═════ Exercise inputs

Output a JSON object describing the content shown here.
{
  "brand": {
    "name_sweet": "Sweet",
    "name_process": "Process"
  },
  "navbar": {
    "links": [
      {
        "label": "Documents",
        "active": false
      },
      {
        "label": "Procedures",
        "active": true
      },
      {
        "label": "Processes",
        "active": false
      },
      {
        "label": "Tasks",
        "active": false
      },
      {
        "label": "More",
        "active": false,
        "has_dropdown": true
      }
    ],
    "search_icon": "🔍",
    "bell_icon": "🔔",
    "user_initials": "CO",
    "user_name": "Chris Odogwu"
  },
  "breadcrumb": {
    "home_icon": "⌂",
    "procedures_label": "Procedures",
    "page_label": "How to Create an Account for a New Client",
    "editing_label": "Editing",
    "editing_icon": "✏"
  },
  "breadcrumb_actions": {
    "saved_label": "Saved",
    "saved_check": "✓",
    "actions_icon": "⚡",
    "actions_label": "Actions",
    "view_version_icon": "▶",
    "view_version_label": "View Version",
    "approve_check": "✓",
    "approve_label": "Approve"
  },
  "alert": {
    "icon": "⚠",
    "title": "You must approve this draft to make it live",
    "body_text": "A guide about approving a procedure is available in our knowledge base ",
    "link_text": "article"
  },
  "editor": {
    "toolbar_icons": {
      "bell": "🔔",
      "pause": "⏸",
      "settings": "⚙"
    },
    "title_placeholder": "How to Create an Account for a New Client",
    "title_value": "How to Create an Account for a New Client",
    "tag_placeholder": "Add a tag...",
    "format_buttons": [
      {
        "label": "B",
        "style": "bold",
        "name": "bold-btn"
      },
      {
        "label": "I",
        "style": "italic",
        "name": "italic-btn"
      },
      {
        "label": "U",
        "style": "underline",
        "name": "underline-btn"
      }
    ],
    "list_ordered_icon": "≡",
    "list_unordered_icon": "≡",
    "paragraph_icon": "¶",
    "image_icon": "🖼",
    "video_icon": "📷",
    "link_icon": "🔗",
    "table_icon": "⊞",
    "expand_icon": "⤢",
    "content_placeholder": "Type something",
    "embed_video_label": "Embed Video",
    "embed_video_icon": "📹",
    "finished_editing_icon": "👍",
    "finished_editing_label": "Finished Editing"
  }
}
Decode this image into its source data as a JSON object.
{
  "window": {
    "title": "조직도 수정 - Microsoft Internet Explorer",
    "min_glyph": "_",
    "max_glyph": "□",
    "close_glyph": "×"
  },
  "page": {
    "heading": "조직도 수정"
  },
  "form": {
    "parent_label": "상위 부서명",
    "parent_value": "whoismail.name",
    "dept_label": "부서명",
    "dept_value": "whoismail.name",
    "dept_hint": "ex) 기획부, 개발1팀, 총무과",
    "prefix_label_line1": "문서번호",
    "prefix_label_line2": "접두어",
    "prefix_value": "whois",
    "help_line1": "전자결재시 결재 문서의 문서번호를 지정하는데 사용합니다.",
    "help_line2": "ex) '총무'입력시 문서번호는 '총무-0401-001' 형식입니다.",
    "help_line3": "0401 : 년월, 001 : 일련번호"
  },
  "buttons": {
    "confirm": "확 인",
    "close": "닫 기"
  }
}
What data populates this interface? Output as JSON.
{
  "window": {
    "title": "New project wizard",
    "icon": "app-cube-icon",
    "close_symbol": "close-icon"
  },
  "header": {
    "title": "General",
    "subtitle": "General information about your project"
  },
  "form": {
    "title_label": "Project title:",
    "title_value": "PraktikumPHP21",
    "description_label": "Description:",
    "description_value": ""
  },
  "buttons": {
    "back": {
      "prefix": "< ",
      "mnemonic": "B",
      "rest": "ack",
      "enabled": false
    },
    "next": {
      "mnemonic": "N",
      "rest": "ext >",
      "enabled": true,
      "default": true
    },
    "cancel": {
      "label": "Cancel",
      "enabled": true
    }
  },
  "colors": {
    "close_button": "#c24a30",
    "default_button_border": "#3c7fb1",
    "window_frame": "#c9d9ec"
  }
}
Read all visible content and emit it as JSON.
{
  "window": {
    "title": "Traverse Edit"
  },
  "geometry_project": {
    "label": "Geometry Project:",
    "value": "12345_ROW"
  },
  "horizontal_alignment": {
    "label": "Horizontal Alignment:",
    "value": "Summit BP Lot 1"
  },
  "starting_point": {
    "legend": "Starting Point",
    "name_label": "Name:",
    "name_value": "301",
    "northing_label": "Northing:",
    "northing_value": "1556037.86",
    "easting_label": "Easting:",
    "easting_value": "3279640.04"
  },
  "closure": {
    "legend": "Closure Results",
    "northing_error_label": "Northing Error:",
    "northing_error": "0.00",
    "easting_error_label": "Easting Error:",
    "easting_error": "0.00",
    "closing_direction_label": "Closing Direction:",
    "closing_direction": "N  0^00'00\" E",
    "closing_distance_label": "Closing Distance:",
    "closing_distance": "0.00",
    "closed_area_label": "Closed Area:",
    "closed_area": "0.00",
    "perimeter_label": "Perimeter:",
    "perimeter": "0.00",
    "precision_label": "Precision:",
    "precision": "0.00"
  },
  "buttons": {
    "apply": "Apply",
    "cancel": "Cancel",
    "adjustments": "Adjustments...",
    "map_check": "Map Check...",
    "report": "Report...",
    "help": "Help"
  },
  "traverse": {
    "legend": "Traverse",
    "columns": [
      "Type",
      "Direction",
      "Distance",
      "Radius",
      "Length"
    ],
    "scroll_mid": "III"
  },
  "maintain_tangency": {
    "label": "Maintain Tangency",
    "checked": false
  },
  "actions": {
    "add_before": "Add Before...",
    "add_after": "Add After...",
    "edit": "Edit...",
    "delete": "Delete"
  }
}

══════════

Exercise
Write out the whole listing again, exactly as it stands.

Result below
Output a JSON object describing the content shown here.
{
  "brand": {
    "name_sweet": "Sweet",
    "name_process": "Process"
  },
  "navbar": {
    "links": [
      {
        "label": "Documents",
        "active": false
      },
      {
        "label": "Procedures",
        "active": true
      },
      {
        "label": "Processes",
        "active": false
      },
      {
        "label": "Tasks",
        "active": false
      },
      {
        "label": "More",
        "active": false,
        "has_dropdown": true
      }
    ],
    "search_icon": "🔍",
    "bell_icon": "🔔",
    "user_initials": "CO",
    "user_name": "Chris Odogwu"
  },
  "breadcrumb": {
    "home_icon": "⌂",
    "procedures_label": "Procedures",
    "page_label": "How to Create an Account for a New Client",
    "editing_label": "Editing",
    "editing_icon": "✏"
  },
  "breadcrumb_actions": {
    "saved_label": "Saved",
    "saved_check": "✓",
    "actions_icon": "⚡",
    "actions_label": "Actions",
    "view_version_icon": "▶",
    "view_version_label": "View Version",
    "approve_check": "✓",
    "approve_label": "Approve"
  },
  "alert": {
    "icon": "⚠",
    "title": "You must approve this draft to make it live",
    "body_text": "A guide about approving a procedure is available in our knowledge base ",
    "link_text": "article"
  },
  "editor": {
    "toolbar_icons": {
      "bell": "🔔",
      "pause": "⏸",
      "settings": "⚙"
    },
    "title_placeholder": "How to Create an Account for a New Client",
    "title_value": "How to Create an Account for a New Client",
    "tag_placeholder": "Add a tag...",
    "format_buttons": [
      {
        "label": "B",
        "style": "bold",
        "name": "bold-btn"
      },
      {
        "label": "I",
        "style": "italic",
        "name": "italic-btn"
      },
      {
        "label": "U",
        "style": "underline",
        "name": "underline-btn"
      }
    ],
    "list_ordered_icon": "≡",
    "list_unordered_icon": "≡",
    "paragraph_icon": "¶",
    "image_icon": "🖼",
    "video_icon": "📷",
    "link_icon": "🔗",
    "table_icon": "⊞",
    "expand_icon": "⤢",
    "content_placeholder": "Type something",
    "embed_video_label": "Embed Video",
    "embed_video_icon": "📹",
    "finished_editing_icon": "👍",
    "finished_editing_label": "Finished Editing"
  }
}
Decode this image into its source data as a JSON object.
{
  "window": {
    "title": "조직도 수정 - Microsoft Internet Explorer",
    "min_glyph": "_",
    "max_glyph": "□",
    "close_glyph": "×"
  },
  "page": {
    "heading": "조직도 수정"
  },
  "form": {
    "parent_label": "상위 부서명",
    "parent_value": "whoismail.name",
    "dept_label": "부서명",
    "dept_value": "whoismail.name",
    "dept_hint": "ex) 기획부, 개발1팀, 총무과",
    "prefix_label_line1": "문서번호",
    "prefix_label_line2": "접두어",
    "prefix_value": "whois",
    "help_line1": "전자결재시 결재 문서의 문서번호를 지정하는데 사용합니다.",
    "help_line2": "ex) '총무'입력시 문서번호는 '총무-0401-001' 형식입니다.",
    "help_line3": "0401 : 년월, 001 : 일련번호"
  },
  "buttons": {
    "confirm": "확 인",
    "close": "닫 기"
  }
}
What data populates this interface? Output as JSON.
{
  "window": {
    "title": "New project wizard",
    "icon": "app-cube-icon",
    "close_symbol": "close-icon"
  },
  "header": {
    "title": "General",
    "subtitle": "General information about your project"
  },
  "form": {
    "title_label": "Project title:",
    "title_value": "PraktikumPHP21",
    "description_label": "Description:",
    "description_value": ""
  },
  "buttons": {
    "back": {
      "prefix": "< ",
      "mnemonic": "B",
      "rest": "ack",
      "enabled": false
    },
    "next": {
      "mnemonic": "N",
      "rest": "ext >",
      "enabled": true,
      "default": true
    },
    "cancel": {
      "label": "Cancel",
      "enabled": true
    }
  },
  "colors": {
    "close_button": "#c24a30",
    "default_button_border": "#3c7fb1",
    "window_frame": "#c9d9ec"
  }
}
Read all visible content and emit it as JSON.
{
  "window": {
    "title": "Traverse Edit"
  },
  "geometry_project": {
    "label": "Geometry Project:",
    "value": "12345_ROW"
  },
  "horizontal_alignment": {
    "label": "Horizontal Alignment:",
    "value": "Summit BP Lot 1"
  },
  "starting_point": {
    "legend": "Starting Point",
    "name_label": "Name:",
    "name_value": "301",
    "northing_label": "Northing:",
    "northing_value": "1556037.86",
    "easting_label": "Easting:",
    "easting_value": "3279640.04"
  },
  "closure": {
    "legend": "Closure Results",
    "northing_error_label": "Northing Error:",
    "northing_error": "0.00",
    "easting_error_label": "Easting Error:",
    "easting_error": "0.00",
    "closing_direction_label": "Closing Direction:",
    "closing_direction": "N  0^00'00\" E",
    "closing_distance_label": "Closing Distance:",
    "closing_distance": "0.00",
    "closed_area_label": "Closed Area:",
    "closed_area": "0.00",
    "perimeter_label": "Perimeter:",
    "perimeter": "0.00",
    "precision_label": "Precision:",
    "precision": "0.00"
  },
  "buttons": {
    "apply": "Apply",
    "cancel": "Cancel",
    "adjustments": "Adjustments...",
    "map_check": "Map Check...",
    "report": "Report...",
    "help": "Help"
  },
  "traverse": {
    "legend": "Traverse",
    "columns": [
      "Type",
      "Direction",
      "Distance",
      "Radius",
      "Length"
    ],
    "scroll_mid": "III"
  },
  "maintain_tangency": {
    "label": "Maintain Tangency",
    "checked": false
  },
  "actions": {
    "add_before": "Add Before...",
    "add_after": "Add After...",
    "edit": "Edit...",
    "delete": "Delete"
  }
}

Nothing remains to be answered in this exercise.